What to produce: Please transcribe the data that follows without the pictures, keeping every word the same.

Figure record listings
/---

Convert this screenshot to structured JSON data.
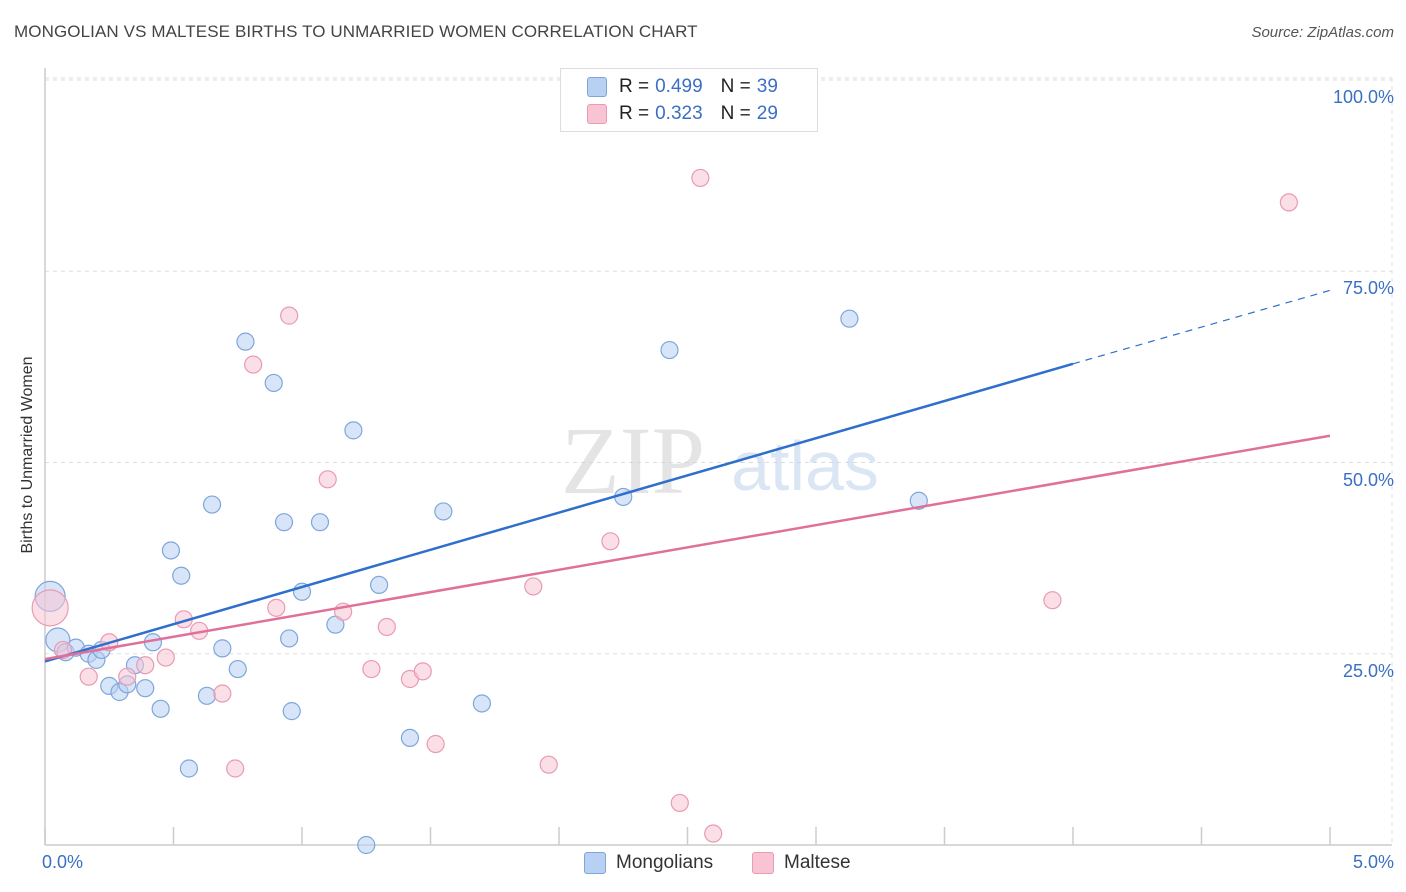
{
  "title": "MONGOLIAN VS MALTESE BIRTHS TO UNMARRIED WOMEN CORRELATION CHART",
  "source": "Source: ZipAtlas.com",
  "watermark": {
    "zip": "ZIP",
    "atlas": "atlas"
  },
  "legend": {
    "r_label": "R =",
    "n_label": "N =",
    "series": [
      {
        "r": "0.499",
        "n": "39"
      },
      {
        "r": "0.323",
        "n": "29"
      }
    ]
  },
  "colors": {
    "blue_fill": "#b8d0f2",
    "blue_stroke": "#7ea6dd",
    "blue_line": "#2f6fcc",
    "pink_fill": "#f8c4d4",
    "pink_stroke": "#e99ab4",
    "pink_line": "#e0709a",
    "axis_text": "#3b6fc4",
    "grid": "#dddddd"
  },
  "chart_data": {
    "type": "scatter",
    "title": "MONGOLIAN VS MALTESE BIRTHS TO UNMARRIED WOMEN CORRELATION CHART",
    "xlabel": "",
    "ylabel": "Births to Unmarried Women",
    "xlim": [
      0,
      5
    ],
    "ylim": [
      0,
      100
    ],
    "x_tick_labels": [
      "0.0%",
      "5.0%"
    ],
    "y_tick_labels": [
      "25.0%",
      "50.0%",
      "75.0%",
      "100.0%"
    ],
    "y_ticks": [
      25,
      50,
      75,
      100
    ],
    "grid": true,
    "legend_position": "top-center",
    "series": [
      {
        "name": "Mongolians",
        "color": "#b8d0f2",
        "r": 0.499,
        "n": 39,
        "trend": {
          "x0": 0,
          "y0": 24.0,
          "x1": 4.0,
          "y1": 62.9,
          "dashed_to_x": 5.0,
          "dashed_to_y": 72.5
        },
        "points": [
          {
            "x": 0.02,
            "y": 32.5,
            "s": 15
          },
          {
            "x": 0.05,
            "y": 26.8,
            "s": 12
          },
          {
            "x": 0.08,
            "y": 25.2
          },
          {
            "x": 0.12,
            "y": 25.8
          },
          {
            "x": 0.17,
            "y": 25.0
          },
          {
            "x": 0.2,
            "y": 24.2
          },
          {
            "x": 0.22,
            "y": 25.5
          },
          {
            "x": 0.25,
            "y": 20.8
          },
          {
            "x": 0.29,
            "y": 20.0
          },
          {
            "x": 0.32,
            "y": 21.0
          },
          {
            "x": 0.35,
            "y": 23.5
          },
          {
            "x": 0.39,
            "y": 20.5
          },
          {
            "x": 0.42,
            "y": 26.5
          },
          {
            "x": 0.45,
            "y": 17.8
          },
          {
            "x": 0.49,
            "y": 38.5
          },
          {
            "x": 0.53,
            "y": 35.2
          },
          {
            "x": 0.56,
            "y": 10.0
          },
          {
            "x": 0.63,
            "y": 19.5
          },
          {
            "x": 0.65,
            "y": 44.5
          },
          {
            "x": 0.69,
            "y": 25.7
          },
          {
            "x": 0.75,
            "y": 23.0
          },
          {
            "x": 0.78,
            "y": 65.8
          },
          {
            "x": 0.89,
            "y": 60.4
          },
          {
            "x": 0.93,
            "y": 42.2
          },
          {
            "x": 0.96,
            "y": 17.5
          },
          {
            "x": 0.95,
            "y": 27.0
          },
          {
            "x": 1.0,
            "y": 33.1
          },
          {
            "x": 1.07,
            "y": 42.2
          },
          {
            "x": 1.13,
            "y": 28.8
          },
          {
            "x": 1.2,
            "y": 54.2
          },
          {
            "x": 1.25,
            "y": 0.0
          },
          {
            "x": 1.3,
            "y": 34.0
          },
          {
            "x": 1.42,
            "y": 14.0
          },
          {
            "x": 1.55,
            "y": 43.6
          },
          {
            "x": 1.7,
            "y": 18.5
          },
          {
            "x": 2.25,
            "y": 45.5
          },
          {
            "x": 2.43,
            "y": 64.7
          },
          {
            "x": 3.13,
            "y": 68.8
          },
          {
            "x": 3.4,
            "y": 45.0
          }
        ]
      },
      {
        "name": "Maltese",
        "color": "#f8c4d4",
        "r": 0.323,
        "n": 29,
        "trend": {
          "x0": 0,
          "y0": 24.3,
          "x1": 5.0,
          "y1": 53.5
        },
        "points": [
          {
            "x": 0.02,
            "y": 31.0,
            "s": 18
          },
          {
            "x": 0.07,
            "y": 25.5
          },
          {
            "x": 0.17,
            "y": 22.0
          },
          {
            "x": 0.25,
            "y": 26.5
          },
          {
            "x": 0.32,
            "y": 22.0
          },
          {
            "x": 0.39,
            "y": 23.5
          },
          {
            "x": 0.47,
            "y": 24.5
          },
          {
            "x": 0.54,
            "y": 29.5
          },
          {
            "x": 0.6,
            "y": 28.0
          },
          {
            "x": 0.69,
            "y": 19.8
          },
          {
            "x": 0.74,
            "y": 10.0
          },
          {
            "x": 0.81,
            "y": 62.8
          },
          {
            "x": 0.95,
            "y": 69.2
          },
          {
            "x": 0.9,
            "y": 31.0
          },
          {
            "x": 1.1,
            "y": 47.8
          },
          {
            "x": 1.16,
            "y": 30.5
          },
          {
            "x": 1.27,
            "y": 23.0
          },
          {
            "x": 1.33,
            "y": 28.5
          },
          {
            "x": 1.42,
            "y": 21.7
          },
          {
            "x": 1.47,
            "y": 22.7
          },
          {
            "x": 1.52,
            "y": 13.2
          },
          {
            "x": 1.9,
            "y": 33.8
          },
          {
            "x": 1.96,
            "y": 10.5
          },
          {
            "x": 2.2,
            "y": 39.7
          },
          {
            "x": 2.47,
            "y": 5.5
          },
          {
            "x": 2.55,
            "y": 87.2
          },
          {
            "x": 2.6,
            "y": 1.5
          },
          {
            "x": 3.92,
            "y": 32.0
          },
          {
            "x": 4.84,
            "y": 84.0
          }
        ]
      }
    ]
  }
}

\---

Completed task:
Convert this screenshot to structured JSON data.
{
  "title": "MONGOLIAN VS MALTESE BIRTHS TO UNMARRIED WOMEN CORRELATION CHART",
  "source": "Source: ZipAtlas.com",
  "watermark": {
    "zip": "ZIP",
    "atlas": "atlas"
  },
  "legend": {
    "r_label": "R =",
    "n_label": "N =",
    "series": [
      {
        "r": "0.499",
        "n": "39"
      },
      {
        "r": "0.323",
        "n": "29"
      }
    ]
  },
  "colors": {
    "blue_fill": "#b8d0f2",
    "blue_stroke": "#7ea6dd",
    "blue_line": "#2f6fcc",
    "pink_fill": "#f8c4d4",
    "pink_stroke": "#e99ab4",
    "pink_line": "#e0709a",
    "axis_text": "#3b6fc4",
    "grid": "#dddddd"
  },
  "chart_data": {
    "type": "scatter",
    "title": "MONGOLIAN VS MALTESE BIRTHS TO UNMARRIED WOMEN CORRELATION CHART",
    "xlabel": "",
    "ylabel": "Births to Unmarried Women",
    "xlim": [
      0,
      5
    ],
    "ylim": [
      0,
      100
    ],
    "x_tick_labels": [
      "0.0%",
      "5.0%"
    ],
    "y_tick_labels": [
      "25.0%",
      "50.0%",
      "75.0%",
      "100.0%"
    ],
    "y_ticks": [
      25,
      50,
      75,
      100
    ],
    "grid": true,
    "legend_position": "top-center",
    "series": [
      {
        "name": "Mongolians",
        "color": "#b8d0f2",
        "r": 0.499,
        "n": 39,
        "trend": {
          "x0": 0,
          "y0": 24.0,
          "x1": 4.0,
          "y1": 62.9,
          "dashed_to_x": 5.0,
          "dashed_to_y": 72.5
        },
        "points": [
          {
            "x": 0.02,
            "y": 32.5,
            "s": 15
          },
          {
            "x": 0.05,
            "y": 26.8,
            "s": 12
          },
          {
            "x": 0.08,
            "y": 25.2
          },
          {
            "x": 0.12,
            "y": 25.8
          },
          {
            "x": 0.17,
            "y": 25.0
          },
          {
            "x": 0.2,
            "y": 24.2
          },
          {
            "x": 0.22,
            "y": 25.5
          },
          {
            "x": 0.25,
            "y": 20.8
          },
          {
            "x": 0.29,
            "y": 20.0
          },
          {
            "x": 0.32,
            "y": 21.0
          },
          {
            "x": 0.35,
            "y": 23.5
          },
          {
            "x": 0.39,
            "y": 20.5
          },
          {
            "x": 0.42,
            "y": 26.5
          },
          {
            "x": 0.45,
            "y": 17.8
          },
          {
            "x": 0.49,
            "y": 38.5
          },
          {
            "x": 0.53,
            "y": 35.2
          },
          {
            "x": 0.56,
            "y": 10.0
          },
          {
            "x": 0.63,
            "y": 19.5
          },
          {
            "x": 0.65,
            "y": 44.5
          },
          {
            "x": 0.69,
            "y": 25.7
          },
          {
            "x": 0.75,
            "y": 23.0
          },
          {
            "x": 0.78,
            "y": 65.8
          },
          {
            "x": 0.89,
            "y": 60.4
          },
          {
            "x": 0.93,
            "y": 42.2
          },
          {
            "x": 0.96,
            "y": 17.5
          },
          {
            "x": 0.95,
            "y": 27.0
          },
          {
            "x": 1.0,
            "y": 33.1
          },
          {
            "x": 1.07,
            "y": 42.2
          },
          {
            "x": 1.13,
            "y": 28.8
          },
          {
            "x": 1.2,
            "y": 54.2
          },
          {
            "x": 1.25,
            "y": 0.0
          },
          {
            "x": 1.3,
            "y": 34.0
          },
          {
            "x": 1.42,
            "y": 14.0
          },
          {
            "x": 1.55,
            "y": 43.6
          },
          {
            "x": 1.7,
            "y": 18.5
          },
          {
            "x": 2.25,
            "y": 45.5
          },
          {
            "x": 2.43,
            "y": 64.7
          },
          {
            "x": 3.13,
            "y": 68.8
          },
          {
            "x": 3.4,
            "y": 45.0
          }
        ]
      },
      {
        "name": "Maltese",
        "color": "#f8c4d4",
        "r": 0.323,
        "n": 29,
        "trend": {
          "x0": 0,
          "y0": 24.3,
          "x1": 5.0,
          "y1": 53.5
        },
        "points": [
          {
            "x": 0.02,
            "y": 31.0,
            "s": 18
          },
          {
            "x": 0.07,
            "y": 25.5
          },
          {
            "x": 0.17,
            "y": 22.0
          },
          {
            "x": 0.25,
            "y": 26.5
          },
          {
            "x": 0.32,
            "y": 22.0
          },
          {
            "x": 0.39,
            "y": 23.5
          },
          {
            "x": 0.47,
            "y": 24.5
          },
          {
            "x": 0.54,
            "y": 29.5
          },
          {
            "x": 0.6,
            "y": 28.0
          },
          {
            "x": 0.69,
            "y": 19.8
          },
          {
            "x": 0.74,
            "y": 10.0
          },
          {
            "x": 0.81,
            "y": 62.8
          },
          {
            "x": 0.95,
            "y": 69.2
          },
          {
            "x": 0.9,
            "y": 31.0
          },
          {
            "x": 1.1,
            "y": 47.8
          },
          {
            "x": 1.16,
            "y": 30.5
          },
          {
            "x": 1.27,
            "y": 23.0
          },
          {
            "x": 1.33,
            "y": 28.5
          },
          {
            "x": 1.42,
            "y": 21.7
          },
          {
            "x": 1.47,
            "y": 22.7
          },
          {
            "x": 1.52,
            "y": 13.2
          },
          {
            "x": 1.9,
            "y": 33.8
          },
          {
            "x": 1.96,
            "y": 10.5
          },
          {
            "x": 2.2,
            "y": 39.7
          },
          {
            "x": 2.47,
            "y": 5.5
          },
          {
            "x": 2.55,
            "y": 87.2
          },
          {
            "x": 2.6,
            "y": 1.5
          },
          {
            "x": 3.92,
            "y": 32.0
          },
          {
            "x": 4.84,
            "y": 84.0
          }
        ]
      }
    ]
  }
}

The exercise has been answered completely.